**ABOUT THIS EXERCISE:** Copy out, from the entries below, each line that holds the string "COAD".

**RECORDED DATA:**
============================================================
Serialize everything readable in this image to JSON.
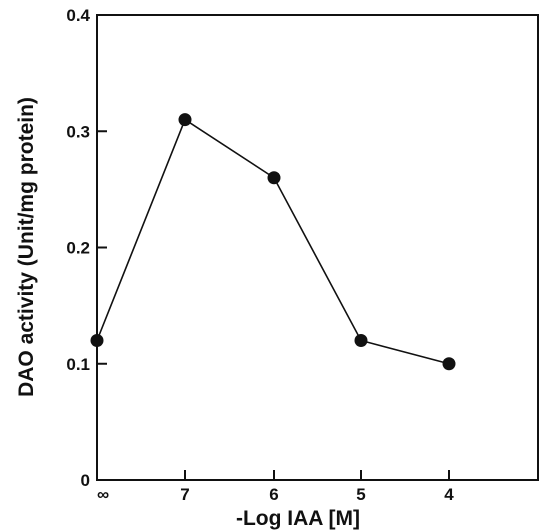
{
  "chart_data": {
    "type": "line",
    "xlabel": "-Log IAA [M]",
    "ylabel": "DAO activity (Unit/mg protein)",
    "categories": [
      "∞",
      "7",
      "6",
      "5",
      "4"
    ],
    "x_tick_labels": [
      "∞",
      "7",
      "6",
      "5",
      "4"
    ],
    "y_ticks": [
      0,
      0.1,
      0.2,
      0.3,
      0.4
    ],
    "y_tick_labels": [
      "0",
      "0.1",
      "0.2",
      "0.3",
      "0.4"
    ],
    "ylim": [
      0,
      0.4
    ],
    "grid": false,
    "legend": "none",
    "series": [
      {
        "values": [
          0.12,
          0.31,
          0.26,
          0.12,
          0.1
        ]
      }
    ]
  }
}
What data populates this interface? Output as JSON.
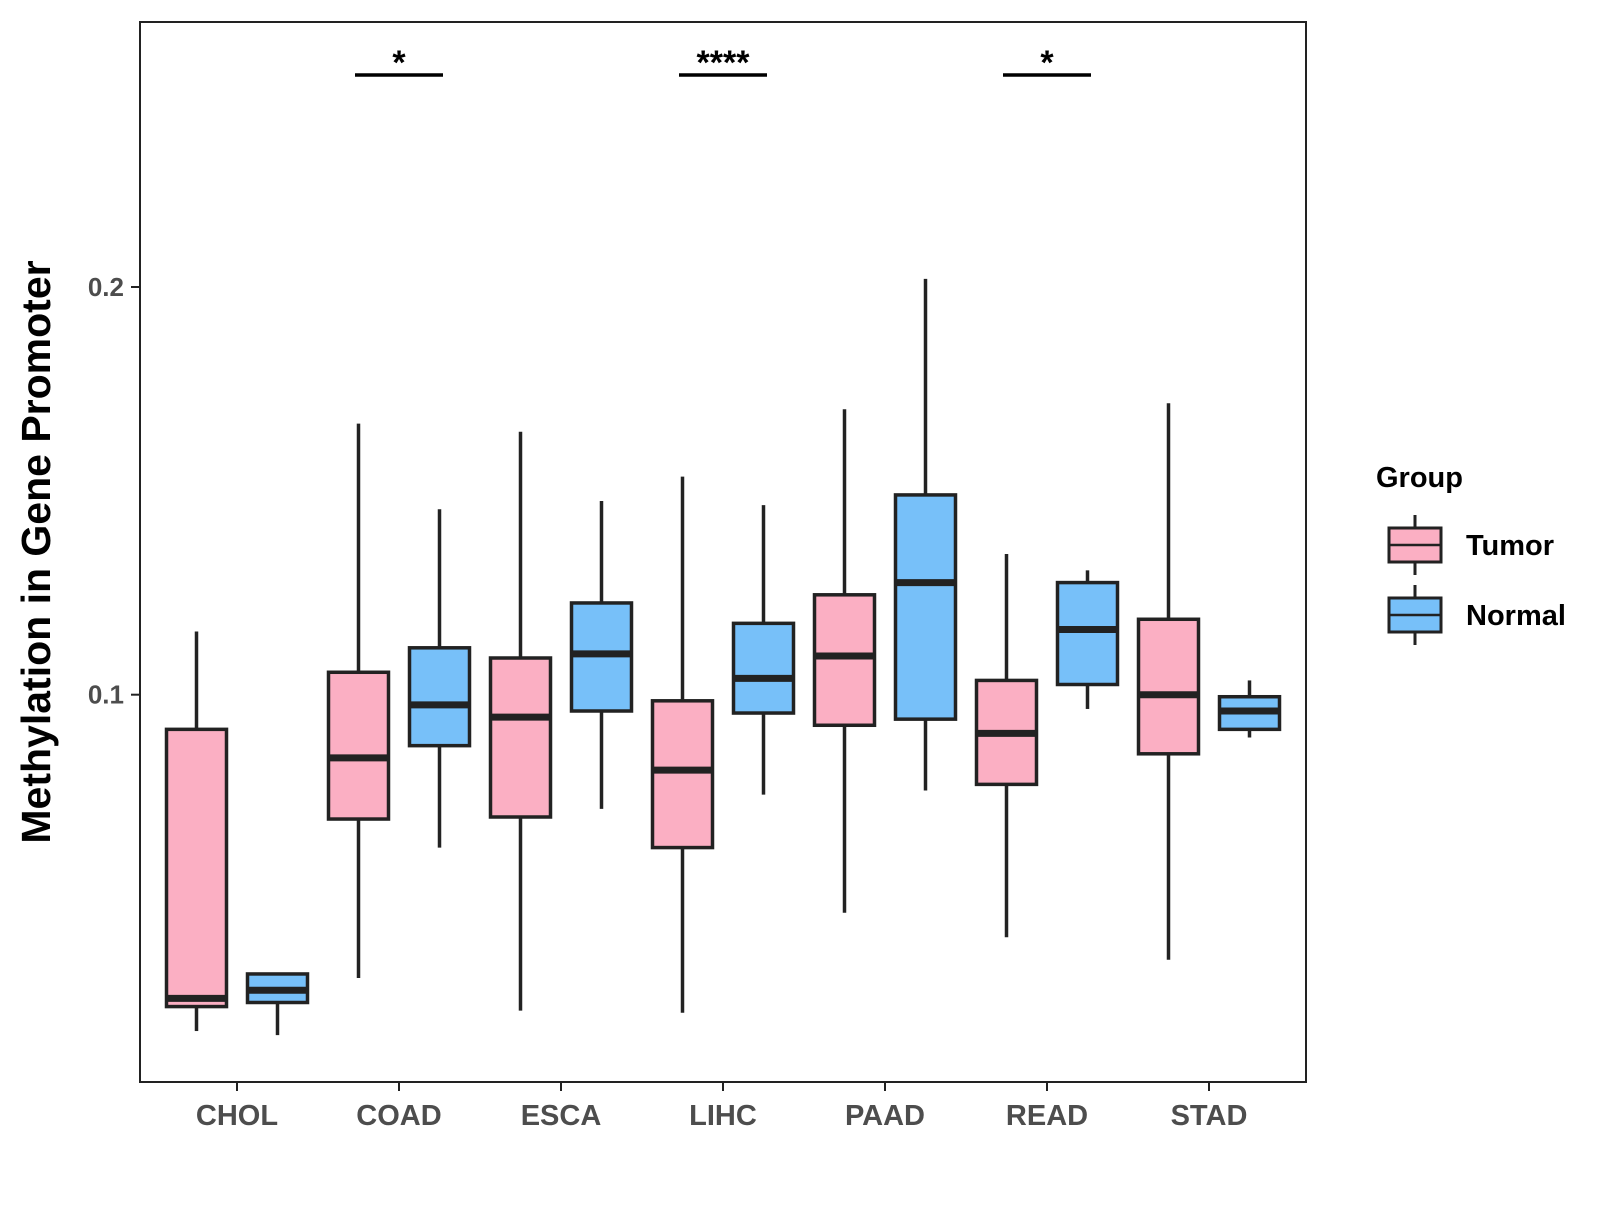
{
  "chart_data": {
    "type": "boxplot",
    "title": "",
    "xlabel": "",
    "ylabel": "Methylation in Gene Promoter",
    "ylim": [
      0.005,
      0.265
    ],
    "yticks": [
      {
        "value": 0.1,
        "label": "0.1"
      },
      {
        "value": 0.2,
        "label": "0.2"
      }
    ],
    "categories": [
      "CHOL",
      "COAD",
      "ESCA",
      "LIHC",
      "PAAD",
      "READ",
      "STAD"
    ],
    "legend": {
      "title": "Group",
      "position": "right",
      "entries": [
        {
          "name": "Tumor",
          "color": "#FBAFC3"
        },
        {
          "name": "Normal",
          "color": "#77C0F9"
        }
      ]
    },
    "series": [
      {
        "name": "Tumor",
        "color": "#FBAFC3",
        "boxes": [
          {
            "category": "CHOL",
            "whisker_low": 0.0175,
            "q1": 0.0235,
            "median": 0.0255,
            "q3": 0.0915,
            "whisker_high": 0.1155
          },
          {
            "category": "COAD",
            "whisker_low": 0.0305,
            "q1": 0.0695,
            "median": 0.0845,
            "q3": 0.1055,
            "whisker_high": 0.1665
          },
          {
            "category": "ESCA",
            "whisker_low": 0.0225,
            "q1": 0.07,
            "median": 0.0945,
            "q3": 0.109,
            "whisker_high": 0.1645
          },
          {
            "category": "LIHC",
            "whisker_low": 0.022,
            "q1": 0.0625,
            "median": 0.0815,
            "q3": 0.0985,
            "whisker_high": 0.1535
          },
          {
            "category": "PAAD",
            "whisker_low": 0.0465,
            "q1": 0.0925,
            "median": 0.1095,
            "q3": 0.1245,
            "whisker_high": 0.17
          },
          {
            "category": "READ",
            "whisker_low": 0.0405,
            "q1": 0.078,
            "median": 0.0905,
            "q3": 0.1035,
            "whisker_high": 0.1345
          },
          {
            "category": "STAD",
            "whisker_low": 0.035,
            "q1": 0.0855,
            "median": 0.1,
            "q3": 0.1185,
            "whisker_high": 0.1715
          }
        ]
      },
      {
        "name": "Normal",
        "color": "#77C0F9",
        "boxes": [
          {
            "category": "CHOL",
            "whisker_low": 0.0165,
            "q1": 0.0245,
            "median": 0.0275,
            "q3": 0.0315,
            "whisker_high": 0.0315
          },
          {
            "category": "COAD",
            "whisker_low": 0.0625,
            "q1": 0.0875,
            "median": 0.0975,
            "q3": 0.1115,
            "whisker_high": 0.1455
          },
          {
            "category": "ESCA",
            "whisker_low": 0.072,
            "q1": 0.096,
            "median": 0.11,
            "q3": 0.1225,
            "whisker_high": 0.1475
          },
          {
            "category": "LIHC",
            "whisker_low": 0.0755,
            "q1": 0.0955,
            "median": 0.104,
            "q3": 0.1175,
            "whisker_high": 0.1465
          },
          {
            "category": "PAAD",
            "whisker_low": 0.0765,
            "q1": 0.094,
            "median": 0.1275,
            "q3": 0.149,
            "whisker_high": 0.202
          },
          {
            "category": "READ",
            "whisker_low": 0.0965,
            "q1": 0.1025,
            "median": 0.116,
            "q3": 0.1275,
            "whisker_high": 0.1305
          },
          {
            "category": "STAD",
            "whisker_low": 0.0895,
            "q1": 0.0915,
            "median": 0.096,
            "q3": 0.0995,
            "whisker_high": 0.1035
          }
        ]
      }
    ],
    "annotations": [
      {
        "category": "COAD",
        "label": "*"
      },
      {
        "category": "LIHC",
        "label": "****"
      },
      {
        "category": "READ",
        "label": "*"
      }
    ]
  }
}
============================================================
**THE ANSWER:**
      "COAD",
            "category": "COAD",
            "category": "COAD",
        "category": "COAD",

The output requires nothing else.